**Dataset records**.
- - -

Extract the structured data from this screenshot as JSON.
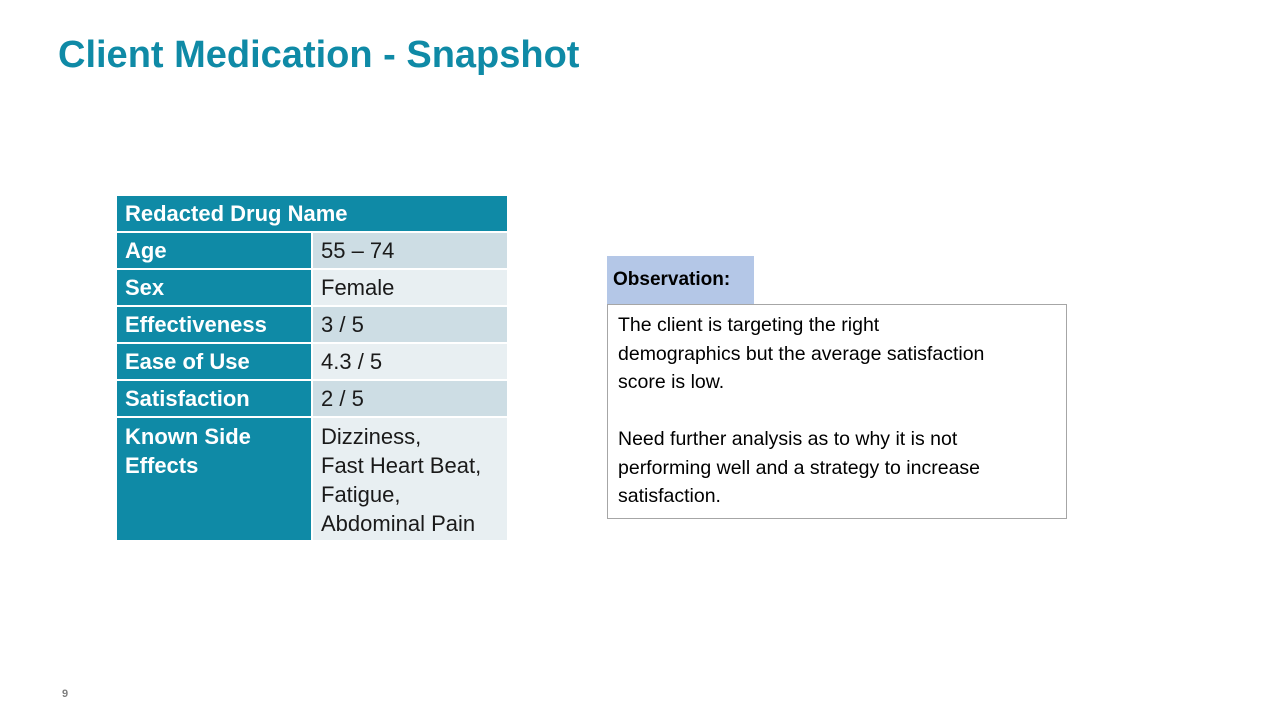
{
  "slide": {
    "title": "Client Medication - Snapshot",
    "page_number": "9"
  },
  "colors": {
    "title": "#0f8aa6",
    "table_header": "#0f8aa6",
    "row_dark": "#cddde4",
    "row_light": "#e8eff2",
    "observation_label_bg": "#b4c7e7"
  },
  "table": {
    "header": "Redacted Drug Name",
    "rows": [
      {
        "label": "Age",
        "value": "55 – 74"
      },
      {
        "label": "Sex",
        "value": "Female"
      },
      {
        "label": "Effectiveness",
        "value": "3 / 5"
      },
      {
        "label": "Ease of Use",
        "value": "4.3 / 5"
      },
      {
        "label": "Satisfaction",
        "value": "2 / 5"
      }
    ],
    "side_effects": {
      "label_lines": [
        "Known Side",
        "Effects"
      ],
      "value_lines": [
        "Dizziness,",
        "Fast Heart Beat,",
        "Fatigue,",
        "Abdominal Pain"
      ]
    }
  },
  "observation": {
    "label": "Observation:",
    "paragraph_1_lines": [
      "The client is targeting the right",
      "demographics but the average satisfaction",
      "score is low."
    ],
    "paragraph_2_lines": [
      "Need further analysis as to why it is not",
      "performing well and a strategy to increase",
      "satisfaction."
    ]
  }
}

- - -

**Written problem**. All of the material above is to be copied exactly, except for its images.

**Final answer**.
Extract the structured data from this screenshot as JSON.
{
  "slide": {
    "title": "Client Medication - Snapshot",
    "page_number": "9"
  },
  "colors": {
    "title": "#0f8aa6",
    "table_header": "#0f8aa6",
    "row_dark": "#cddde4",
    "row_light": "#e8eff2",
    "observation_label_bg": "#b4c7e7"
  },
  "table": {
    "header": "Redacted Drug Name",
    "rows": [
      {
        "label": "Age",
        "value": "55 – 74"
      },
      {
        "label": "Sex",
        "value": "Female"
      },
      {
        "label": "Effectiveness",
        "value": "3 / 5"
      },
      {
        "label": "Ease of Use",
        "value": "4.3 / 5"
      },
      {
        "label": "Satisfaction",
        "value": "2 / 5"
      }
    ],
    "side_effects": {
      "label_lines": [
        "Known Side",
        "Effects"
      ],
      "value_lines": [
        "Dizziness,",
        "Fast Heart Beat,",
        "Fatigue,",
        "Abdominal Pain"
      ]
    }
  },
  "observation": {
    "label": "Observation:",
    "paragraph_1_lines": [
      "The client is targeting the right",
      "demographics but the average satisfaction",
      "score is low."
    ],
    "paragraph_2_lines": [
      "Need further analysis as to why it is not",
      "performing well and a strategy to increase",
      "satisfaction."
    ]
  }
}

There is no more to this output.